PROBLEM DESCRIPTION
Retype all of the data. Every line must match exactly.

[Extracts from a graphics dataset]

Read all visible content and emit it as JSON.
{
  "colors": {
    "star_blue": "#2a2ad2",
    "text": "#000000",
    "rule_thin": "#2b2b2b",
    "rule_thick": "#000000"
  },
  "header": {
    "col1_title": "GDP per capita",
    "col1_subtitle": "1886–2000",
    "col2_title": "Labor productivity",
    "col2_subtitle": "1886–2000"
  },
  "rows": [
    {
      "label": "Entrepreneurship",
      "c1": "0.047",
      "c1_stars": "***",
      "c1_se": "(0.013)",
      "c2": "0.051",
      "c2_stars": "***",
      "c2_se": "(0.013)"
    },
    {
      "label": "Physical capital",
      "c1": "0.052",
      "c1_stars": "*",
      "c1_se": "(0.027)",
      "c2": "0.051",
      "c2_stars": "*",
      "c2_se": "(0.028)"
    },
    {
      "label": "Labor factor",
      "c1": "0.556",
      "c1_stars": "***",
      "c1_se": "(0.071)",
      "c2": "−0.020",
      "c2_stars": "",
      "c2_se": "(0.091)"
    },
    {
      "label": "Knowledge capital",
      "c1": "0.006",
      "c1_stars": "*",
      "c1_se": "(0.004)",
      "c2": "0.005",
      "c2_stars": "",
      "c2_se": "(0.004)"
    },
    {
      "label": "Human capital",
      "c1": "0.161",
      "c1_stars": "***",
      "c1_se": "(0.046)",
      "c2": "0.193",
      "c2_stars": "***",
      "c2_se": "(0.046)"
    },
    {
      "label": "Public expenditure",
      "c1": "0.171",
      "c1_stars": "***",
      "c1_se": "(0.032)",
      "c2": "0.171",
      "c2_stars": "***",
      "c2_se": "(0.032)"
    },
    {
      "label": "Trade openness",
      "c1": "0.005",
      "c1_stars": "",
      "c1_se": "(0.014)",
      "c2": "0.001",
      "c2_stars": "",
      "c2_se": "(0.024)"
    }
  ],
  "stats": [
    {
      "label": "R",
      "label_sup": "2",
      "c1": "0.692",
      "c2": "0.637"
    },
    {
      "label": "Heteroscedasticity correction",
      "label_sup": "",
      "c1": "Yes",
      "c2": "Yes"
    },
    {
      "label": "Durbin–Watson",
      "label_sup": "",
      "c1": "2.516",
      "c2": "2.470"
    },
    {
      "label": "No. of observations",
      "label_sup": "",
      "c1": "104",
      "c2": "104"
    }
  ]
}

FINAL RESULT
Read all visible content and emit it as JSON.
{
  "colors": {
    "star_blue": "#2a2ad2",
    "text": "#000000",
    "rule_thin": "#2b2b2b",
    "rule_thick": "#000000"
  },
  "header": {
    "col1_title": "GDP per capita",
    "col1_subtitle": "1886–2000",
    "col2_title": "Labor productivity",
    "col2_subtitle": "1886–2000"
  },
  "rows": [
    {
      "label": "Entrepreneurship",
      "c1": "0.047",
      "c1_stars": "***",
      "c1_se": "(0.013)",
      "c2": "0.051",
      "c2_stars": "***",
      "c2_se": "(0.013)"
    },
    {
      "label": "Physical capital",
      "c1": "0.052",
      "c1_stars": "*",
      "c1_se": "(0.027)",
      "c2": "0.051",
      "c2_stars": "*",
      "c2_se": "(0.028)"
    },
    {
      "label": "Labor factor",
      "c1": "0.556",
      "c1_stars": "***",
      "c1_se": "(0.071)",
      "c2": "−0.020",
      "c2_stars": "",
      "c2_se": "(0.091)"
    },
    {
      "label": "Knowledge capital",
      "c1": "0.006",
      "c1_stars": "*",
      "c1_se": "(0.004)",
      "c2": "0.005",
      "c2_stars": "",
      "c2_se": "(0.004)"
    },
    {
      "label": "Human capital",
      "c1": "0.161",
      "c1_stars": "***",
      "c1_se": "(0.046)",
      "c2": "0.193",
      "c2_stars": "***",
      "c2_se": "(0.046)"
    },
    {
      "label": "Public expenditure",
      "c1": "0.171",
      "c1_stars": "***",
      "c1_se": "(0.032)",
      "c2": "0.171",
      "c2_stars": "***",
      "c2_se": "(0.032)"
    },
    {
      "label": "Trade openness",
      "c1": "0.005",
      "c1_stars": "",
      "c1_se": "(0.014)",
      "c2": "0.001",
      "c2_stars": "",
      "c2_se": "(0.024)"
    }
  ],
  "stats": [
    {
      "label": "R",
      "label_sup": "2",
      "c1": "0.692",
      "c2": "0.637"
    },
    {
      "label": "Heteroscedasticity correction",
      "label_sup": "",
      "c1": "Yes",
      "c2": "Yes"
    },
    {
      "label": "Durbin–Watson",
      "label_sup": "",
      "c1": "2.516",
      "c2": "2.470"
    },
    {
      "label": "No. of observations",
      "label_sup": "",
      "c1": "104",
      "c2": "104"
    }
  ]
}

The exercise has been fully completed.